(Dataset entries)
-*-

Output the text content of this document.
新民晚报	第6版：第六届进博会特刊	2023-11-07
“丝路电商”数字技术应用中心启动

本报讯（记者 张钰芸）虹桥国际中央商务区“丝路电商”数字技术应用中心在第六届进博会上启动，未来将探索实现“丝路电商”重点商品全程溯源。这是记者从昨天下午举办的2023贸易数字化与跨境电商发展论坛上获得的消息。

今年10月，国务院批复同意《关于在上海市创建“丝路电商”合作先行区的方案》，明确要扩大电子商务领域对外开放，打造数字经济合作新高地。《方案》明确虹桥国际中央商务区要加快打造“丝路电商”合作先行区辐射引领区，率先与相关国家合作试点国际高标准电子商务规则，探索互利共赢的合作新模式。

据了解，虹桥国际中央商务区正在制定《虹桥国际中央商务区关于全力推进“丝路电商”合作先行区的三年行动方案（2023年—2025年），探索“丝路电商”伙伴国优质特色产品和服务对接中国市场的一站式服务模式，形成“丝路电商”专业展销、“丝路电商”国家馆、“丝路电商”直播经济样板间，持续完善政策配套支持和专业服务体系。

-*-

Problem: Pick out all lines containing the string "丝路电商".

The answer:
“丝路电商”数字技术应用中心启动
本报讯（记者 张钰芸）虹桥国际中央商务区“丝路电商”数字技术应用中心在第六届进博会上启动，未来将探索实现“丝路电商”重点商品全程溯源。这是记者从昨天下午举办的2023贸易数字化与跨境电商发展论坛上获得的消息。
今年10月，国务院批复同意《关于在上海市创建“丝路电商”合作先行区的方案》，明确要扩大电子商务领域对外开放，打造数字经济合作新高地。《方案》明确虹桥国际中央商务区要加快打造“丝路电商”合作先行区辐射引领区，率先与相关国家合作试点国际高标准电子商务规则，探索互利共赢的合作新模式。
据了解，虹桥国际中央商务区正在制定《虹桥国际中央商务区关于全力推进“丝路电商”合作先行区的三年行动方案（2023年—2025年），探索“丝路电商”伙伴国优质特色产品和服务对接中国市场的一站式服务模式，形成“丝路电商”专业展销、“丝路电商”国家馆、“丝路电商”直播经济样板间，持续完善政策配套支持和专业服务体系。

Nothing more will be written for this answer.